- _DEINE AUFGABE 1_
Gib die Zeilen der Dateneinträge von der Zeile mit „- free-toggle[interactable]: [314, 306, 380, 342]“ bis einschließlich der Zeile mit „- filter-button[interactable]: Filtriraj: [17, 426, 404, 475]“ als Markdown-Tabelle mit den Spalten Nummer und Zeile wieder. Leere Zeilen lässt du weg.

- _TEXTAUSZUG_
Xi Jinping bei Putin im Kreml: Was bedeutet das Treffen für die Ukraine und den Westen?
Zum ersten Mal seit dem russischen Überfall auf die Ukraine besucht Chinas Präsident Wladimir Putin. Wie schauen Experten auf die Moskau-Peking-Achse?

Die Welt schaut gespannt nach Moskau. Am Montag erwartet Wladimir Putin im Kreml den chinesischen Präsidenten Xi Jinping. Über zwei Tage werden beide Staatschefs ihre „strategische Partnerschaft ohne Grenzen“ zelebrieren und vor allem: dem Westen Einigkeit vorleben. Sowohl für Putin als auch für Xi ist das Treffen in der russischen Hauptstadt brisant. Aber auch Kiew schaut gespannt auf die Begegnung und erwartet im Nachgang womöglich selbst Chinas Präsidenten.
Die Reise Xi Jinpings nach Moskau stellt den Gegenbesuch dar. Es ist eine Reaktion auf Putins Reise im vergangenen Jahr kurz vor dem Überfall auf die Ukraine, als der russische Präsident Peking anlässlich der Eröffnung der Olympischen Winterspiele besuchte. „Das Treffen soll die politische Allianz zwischen China und Russland deutlich machen“, sagt Gerhard Mangott, Russland-Experte und Professor für Internationale Beziehungen an der Universität Innsbruck. So solle das Bild in die Welt transportiert werden, Putin sei nicht isoliert. „China hat zwar den Krieg Russlands in der Ukraine nicht befürwortet, aber eben auch nicht negativ beurteilt“, so Mangott.
Für den Russland-Experten ist die zentrale Botschaft: „Die Achse Moskau-Peking ist von diesem Krieg unberührt und wird in Zukunft noch weiter intensiviert.“ Der „kollektive Westen“, wie russische Staatsmedien schreiben, und auch der globale Süden seien die Hauptadressaten des ersten bilateralen Treffens zwischen beiden Präsidenten seit über einem Jahr. Für Putin sei es elementar, Washington, Brüssel und Berlin zu zeigen, dass er international nicht vollständig isoliert ist.

[Dateneinträge]
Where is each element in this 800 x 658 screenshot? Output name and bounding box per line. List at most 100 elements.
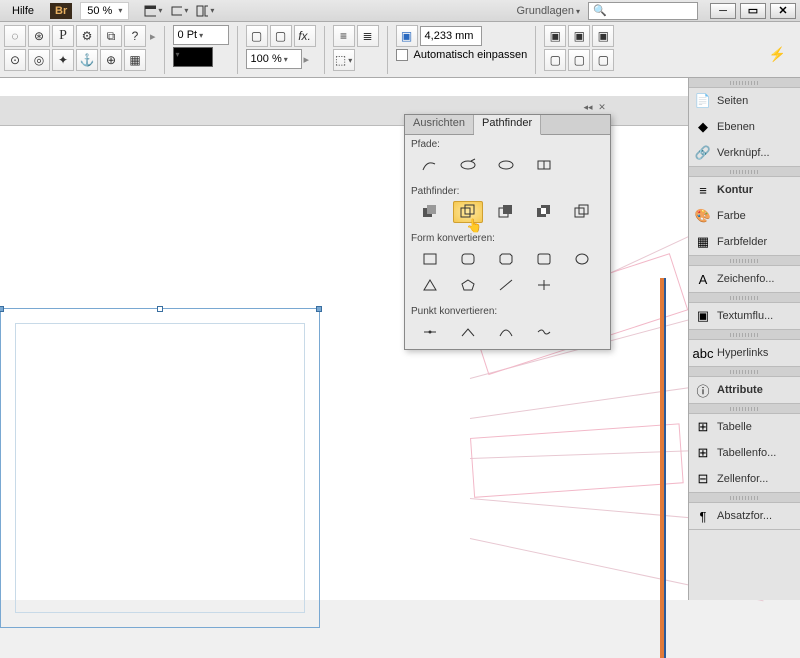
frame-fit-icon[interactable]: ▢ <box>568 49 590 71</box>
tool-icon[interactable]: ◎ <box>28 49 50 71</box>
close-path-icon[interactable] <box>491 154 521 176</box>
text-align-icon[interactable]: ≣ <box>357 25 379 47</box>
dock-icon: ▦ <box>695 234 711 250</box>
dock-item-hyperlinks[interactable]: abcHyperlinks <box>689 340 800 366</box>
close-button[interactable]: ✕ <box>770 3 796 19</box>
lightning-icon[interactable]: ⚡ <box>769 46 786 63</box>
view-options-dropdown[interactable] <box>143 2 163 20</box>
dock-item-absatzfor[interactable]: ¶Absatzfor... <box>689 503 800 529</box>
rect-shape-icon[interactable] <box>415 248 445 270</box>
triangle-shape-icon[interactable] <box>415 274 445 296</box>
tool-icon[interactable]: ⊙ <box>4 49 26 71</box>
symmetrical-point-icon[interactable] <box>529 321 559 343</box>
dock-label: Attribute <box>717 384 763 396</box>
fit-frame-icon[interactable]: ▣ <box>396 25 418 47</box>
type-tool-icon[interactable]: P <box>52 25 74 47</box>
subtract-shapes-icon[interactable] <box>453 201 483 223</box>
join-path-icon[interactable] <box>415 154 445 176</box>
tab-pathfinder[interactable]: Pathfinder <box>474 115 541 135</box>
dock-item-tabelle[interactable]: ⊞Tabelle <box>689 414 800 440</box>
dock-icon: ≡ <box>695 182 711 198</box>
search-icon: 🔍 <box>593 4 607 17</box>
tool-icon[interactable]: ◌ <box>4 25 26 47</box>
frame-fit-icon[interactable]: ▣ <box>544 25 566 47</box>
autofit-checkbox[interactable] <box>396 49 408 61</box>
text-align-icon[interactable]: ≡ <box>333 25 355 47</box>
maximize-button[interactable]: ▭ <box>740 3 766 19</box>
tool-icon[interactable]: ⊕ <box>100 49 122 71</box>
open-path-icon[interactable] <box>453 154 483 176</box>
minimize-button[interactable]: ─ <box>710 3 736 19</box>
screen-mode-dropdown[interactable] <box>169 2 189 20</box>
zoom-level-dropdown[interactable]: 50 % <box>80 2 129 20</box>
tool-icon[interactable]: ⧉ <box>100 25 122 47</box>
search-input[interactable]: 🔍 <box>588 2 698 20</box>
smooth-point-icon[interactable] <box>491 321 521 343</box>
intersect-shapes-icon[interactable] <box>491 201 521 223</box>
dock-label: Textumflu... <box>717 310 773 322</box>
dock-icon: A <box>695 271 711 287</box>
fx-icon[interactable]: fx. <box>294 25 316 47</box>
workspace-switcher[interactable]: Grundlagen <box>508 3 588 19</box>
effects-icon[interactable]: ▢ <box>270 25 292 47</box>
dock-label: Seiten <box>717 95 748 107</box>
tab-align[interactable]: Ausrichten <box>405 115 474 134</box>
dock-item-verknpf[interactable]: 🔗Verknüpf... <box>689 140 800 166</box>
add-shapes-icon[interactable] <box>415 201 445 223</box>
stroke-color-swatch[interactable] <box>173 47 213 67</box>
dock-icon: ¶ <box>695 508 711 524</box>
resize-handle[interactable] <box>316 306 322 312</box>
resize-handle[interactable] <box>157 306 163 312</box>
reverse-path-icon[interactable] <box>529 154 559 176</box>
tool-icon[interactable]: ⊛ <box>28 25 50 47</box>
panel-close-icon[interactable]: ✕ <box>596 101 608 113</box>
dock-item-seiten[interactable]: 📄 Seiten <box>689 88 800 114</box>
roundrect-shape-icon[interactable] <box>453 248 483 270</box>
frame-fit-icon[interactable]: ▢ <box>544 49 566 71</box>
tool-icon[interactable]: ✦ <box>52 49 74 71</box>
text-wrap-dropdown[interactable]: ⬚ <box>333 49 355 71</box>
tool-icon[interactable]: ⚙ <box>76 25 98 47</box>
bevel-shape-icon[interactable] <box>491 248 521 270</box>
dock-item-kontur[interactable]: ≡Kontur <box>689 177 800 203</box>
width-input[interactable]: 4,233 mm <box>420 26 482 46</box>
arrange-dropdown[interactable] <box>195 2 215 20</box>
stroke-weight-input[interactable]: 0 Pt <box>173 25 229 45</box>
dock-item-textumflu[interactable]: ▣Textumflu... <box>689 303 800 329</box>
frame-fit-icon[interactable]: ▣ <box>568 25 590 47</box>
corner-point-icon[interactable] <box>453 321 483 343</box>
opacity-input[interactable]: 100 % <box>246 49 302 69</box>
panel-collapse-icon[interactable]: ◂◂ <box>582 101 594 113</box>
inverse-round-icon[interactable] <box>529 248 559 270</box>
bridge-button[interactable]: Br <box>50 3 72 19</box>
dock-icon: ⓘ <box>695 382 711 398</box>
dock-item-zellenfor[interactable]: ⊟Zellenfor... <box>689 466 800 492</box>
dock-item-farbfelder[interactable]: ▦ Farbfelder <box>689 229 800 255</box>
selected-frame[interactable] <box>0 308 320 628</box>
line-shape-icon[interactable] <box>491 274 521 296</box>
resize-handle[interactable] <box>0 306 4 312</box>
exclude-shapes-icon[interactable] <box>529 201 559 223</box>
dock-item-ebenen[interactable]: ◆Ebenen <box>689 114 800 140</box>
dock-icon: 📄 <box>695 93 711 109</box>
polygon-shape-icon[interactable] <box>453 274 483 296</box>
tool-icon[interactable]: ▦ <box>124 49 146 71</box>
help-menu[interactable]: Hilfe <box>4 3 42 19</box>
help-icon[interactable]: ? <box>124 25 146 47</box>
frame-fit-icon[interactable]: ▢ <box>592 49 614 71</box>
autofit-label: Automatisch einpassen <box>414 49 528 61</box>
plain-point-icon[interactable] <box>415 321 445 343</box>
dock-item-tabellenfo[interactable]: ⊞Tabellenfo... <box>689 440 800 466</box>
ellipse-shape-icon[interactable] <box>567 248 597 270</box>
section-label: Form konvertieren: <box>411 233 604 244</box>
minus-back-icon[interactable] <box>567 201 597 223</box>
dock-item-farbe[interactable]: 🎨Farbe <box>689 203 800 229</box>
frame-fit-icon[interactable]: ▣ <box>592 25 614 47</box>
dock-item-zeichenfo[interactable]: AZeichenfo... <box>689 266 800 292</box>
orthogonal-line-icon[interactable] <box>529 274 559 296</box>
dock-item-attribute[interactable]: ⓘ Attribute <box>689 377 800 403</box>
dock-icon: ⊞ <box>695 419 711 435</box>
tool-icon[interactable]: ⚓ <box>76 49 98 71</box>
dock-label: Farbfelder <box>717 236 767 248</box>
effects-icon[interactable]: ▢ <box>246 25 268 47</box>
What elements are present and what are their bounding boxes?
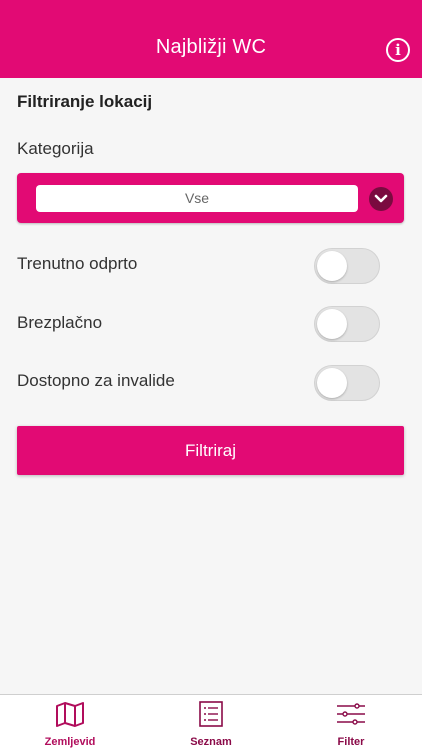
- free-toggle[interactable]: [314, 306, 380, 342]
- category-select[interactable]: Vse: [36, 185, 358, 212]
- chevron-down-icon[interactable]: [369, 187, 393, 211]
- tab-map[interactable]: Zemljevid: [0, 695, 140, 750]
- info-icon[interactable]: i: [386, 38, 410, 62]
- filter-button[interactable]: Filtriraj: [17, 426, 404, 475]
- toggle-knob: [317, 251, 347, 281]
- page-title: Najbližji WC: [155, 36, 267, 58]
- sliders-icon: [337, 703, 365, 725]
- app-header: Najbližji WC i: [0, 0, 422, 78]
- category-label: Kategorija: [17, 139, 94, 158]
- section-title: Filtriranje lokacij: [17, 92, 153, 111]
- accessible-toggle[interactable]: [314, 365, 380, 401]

- _DEINE AUFGABE 2_
An welcher Universität ist Gerhard Mangott laut dem Textauszug über Xi Jinpings Besuch im Kreml Professor?

- _ENDERGEBNIS 1_
| Nummer | Zeile |
|---|---|
| 1 | - free-toggle[interactable]: [314, 306, 380, 342] |
| 2 | - category-select[interactable]: Vse: [36, 185, 358, 212] |
| 3 | - chevron-down-icon[interactable]: [369, 187, 393, 211] |
| 4 | - tab-map[interactable]: Zemljevid: [0, 695, 140, 750] |
| 5 | - info-icon[interactable]: i: [386, 38, 410, 62] |
| 6 | - filter-button[interactable]: Filtriraj: [17, 426, 404, 475] |

- _ENDERGEBNIS 2_
An der Universität Innsbruck.